Article
United States v. Payden

Decision Date07 June 1985
Docket NumberNo. SS 84 Cr. 566(DNE).,SS 84 Cr. 566(DNE).
Citation609 F. Supp. 1273
PartiesUNITED STATES of America v. Donald PAYDEN, Defendant.
CourtU.S. District Court — Southern District of New York

Rudolph W. Giuliani, U.S. Atty., S.D. N.Y., New York City, for plaintiff; John K. Carroll, Asst. U.S. Atty., New York City, of counsel.

Robert M. Simels, P.C., New York City, for defendant.

OPINION AND ORDER

EDELSTEIN, District Judge:

Defendant Donald Payden ("Payden") has moved, pursuant to Fed.R.Crim.P. 46(a), for an order releasing him on $250,000 bail. The government has cross-moved for an order of detention or, in the alternative, for an increase in Payden's bail to $1 million. Because the court finds that Payden has attempted to hire a fellow inmate for the purpose of murdering a key government witness in this case and her daughter, Payden's bail application is denied and the government's motion for an order of detention is granted.

BACKGROUND

The facts of this case are set forth in this court's opinion of December 3, 1984, United States v. Payden, 598 F.Supp. 1388 (S.D.N.Y.1984), rev'd, 759 F.2d 202 (2d Cir. 1985), but the court will review the facts pertinent to this motion. Payden was arrested on August 3, 1984 and brought before a Magistrate who set bail at $250,000.00. Payden was unable to post this amount and was remanded. On August 13, 1984, Payden was named in a two count indictment charging him with conspiracy to violate the federal narcotics laws, in violation of 21 U.S.C. § 846, and distribution and possession with intent to distribute heroin, in violation of 21 U.S.C. § 841. Payden was arraigned on August 23, 1984 and bail was continued. On October 10, 1984, the government filed a superseding indictment, which added a count under 21 U.S.C. § 848, charging Payden with organizing and supervising a continuing criminal enterprise. Payden was arraigned on the superseding indictment on October 17, 1984. Bail was not discussed. On October 31, 1984, the government moved for an order of detention, pursuant to the Bail Reform Act of 1984, 18 U.S.C. § 3141 et seq. After a hearing and based on the record in this case, the court granted the government's motion for pre-trial detention, finding that "no condition or combination of conditions provide sufficient assurance that the defendant will not continue the conduct alleged in the indictment and appear when required." United States v. Payden, 598 F.Supp. 1388, 1399 (S.D.N.Y. 1984).

On March 26, 1985, the Court of Appeals for the Second Circuit reversed the order of detention, holding that because the detention hearing was not held on October 17, 1984 — the date of Payden's "first appearance" before the judicial officer after the filing of the first superseding indictment — the new Bail Reform Act was incorrectly applied to Payden. The court remanded the case "for consideration in accordance with the bail laws under which the court was effectively operating at the time of Payden's arraignment on the first superseding indictment on October 17, 1984."1 United States v. Payden, 759 F.2d 202, 205 (2d Cir.1985).

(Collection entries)
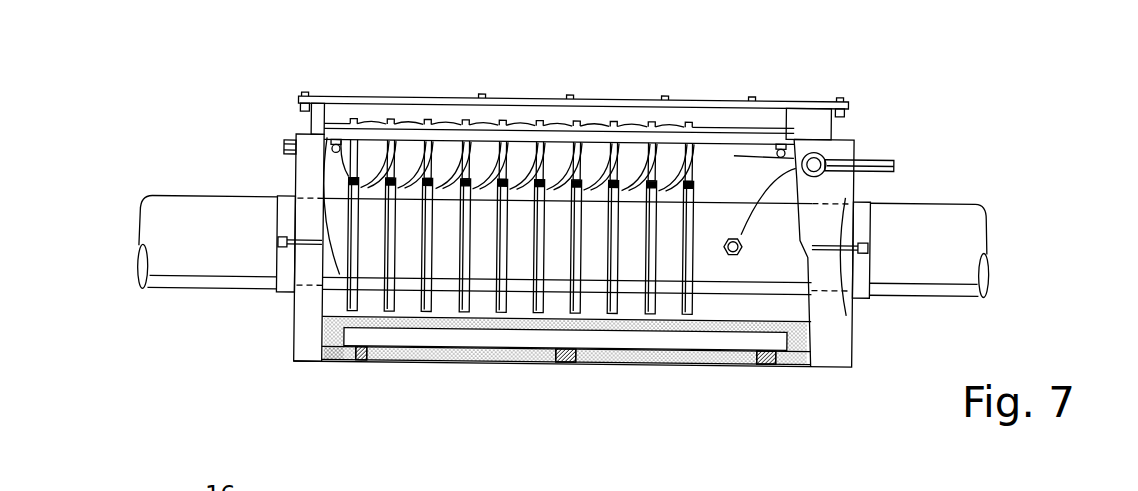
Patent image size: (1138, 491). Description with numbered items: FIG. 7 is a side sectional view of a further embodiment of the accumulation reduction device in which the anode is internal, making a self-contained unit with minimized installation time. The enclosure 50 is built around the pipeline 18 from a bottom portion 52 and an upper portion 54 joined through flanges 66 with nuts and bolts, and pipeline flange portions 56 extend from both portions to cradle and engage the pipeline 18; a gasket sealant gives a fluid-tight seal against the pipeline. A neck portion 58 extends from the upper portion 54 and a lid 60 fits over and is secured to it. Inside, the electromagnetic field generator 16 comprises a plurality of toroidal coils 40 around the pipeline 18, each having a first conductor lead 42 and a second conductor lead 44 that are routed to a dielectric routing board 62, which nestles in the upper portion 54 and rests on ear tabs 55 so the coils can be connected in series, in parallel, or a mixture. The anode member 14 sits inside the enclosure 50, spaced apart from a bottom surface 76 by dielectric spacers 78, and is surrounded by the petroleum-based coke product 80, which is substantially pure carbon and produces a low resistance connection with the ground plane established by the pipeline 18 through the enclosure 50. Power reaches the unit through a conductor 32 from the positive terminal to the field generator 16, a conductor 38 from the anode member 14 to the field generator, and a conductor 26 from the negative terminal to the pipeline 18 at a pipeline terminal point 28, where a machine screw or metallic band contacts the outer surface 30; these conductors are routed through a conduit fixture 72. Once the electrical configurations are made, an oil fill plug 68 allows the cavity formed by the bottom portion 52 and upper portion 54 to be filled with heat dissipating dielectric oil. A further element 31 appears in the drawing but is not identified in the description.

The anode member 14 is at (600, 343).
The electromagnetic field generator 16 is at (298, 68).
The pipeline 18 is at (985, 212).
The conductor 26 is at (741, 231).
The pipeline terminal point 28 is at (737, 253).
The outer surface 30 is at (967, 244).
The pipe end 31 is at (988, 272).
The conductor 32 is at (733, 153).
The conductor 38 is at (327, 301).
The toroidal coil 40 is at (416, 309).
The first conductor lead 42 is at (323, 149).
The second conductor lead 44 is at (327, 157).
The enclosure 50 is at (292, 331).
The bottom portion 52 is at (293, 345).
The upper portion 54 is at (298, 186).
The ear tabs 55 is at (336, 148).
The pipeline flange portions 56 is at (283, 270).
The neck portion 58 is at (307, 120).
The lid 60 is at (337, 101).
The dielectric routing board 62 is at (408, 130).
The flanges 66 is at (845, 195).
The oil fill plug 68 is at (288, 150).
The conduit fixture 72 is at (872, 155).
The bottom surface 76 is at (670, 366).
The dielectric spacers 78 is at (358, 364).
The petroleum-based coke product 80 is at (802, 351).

Requests
a - Answer these questions using the opinion:
(i) At what amount did the Magistrate set bail after Payden's arrest?
(ii) To what amount did the government alternatively ask the court to increase Payden's bail?
(iii) On what date did the Court of Appeals for the Second Circuit reverse the order of detention?
b - Reproduce word for word the passage of the opinion that opens with the words containing "OPINION AND ORDER" and closes with "detention is granted.".

Answers to the exercises
a -
(i) $250,000.00
(ii) $1 million
(iii) March 26, 1985

b -
OPINION AND ORDER

EDELSTEIN, District Judge:

Defendant Donald Payden ("Payden") has moved, pursuant to Fed.R.Crim.P. 46(a), for an order releasing him on $250,000 bail. The government has cross-moved for an order of detention or, in the alternative, for an increase in Payden's bail to $1 million. Because the court finds that Payden has attempted to hire a fellow inmate for the purpose of murdering a key government witness in this case and her daughter, Payden's bail application is denied and the government's motion for an order of detention is granted.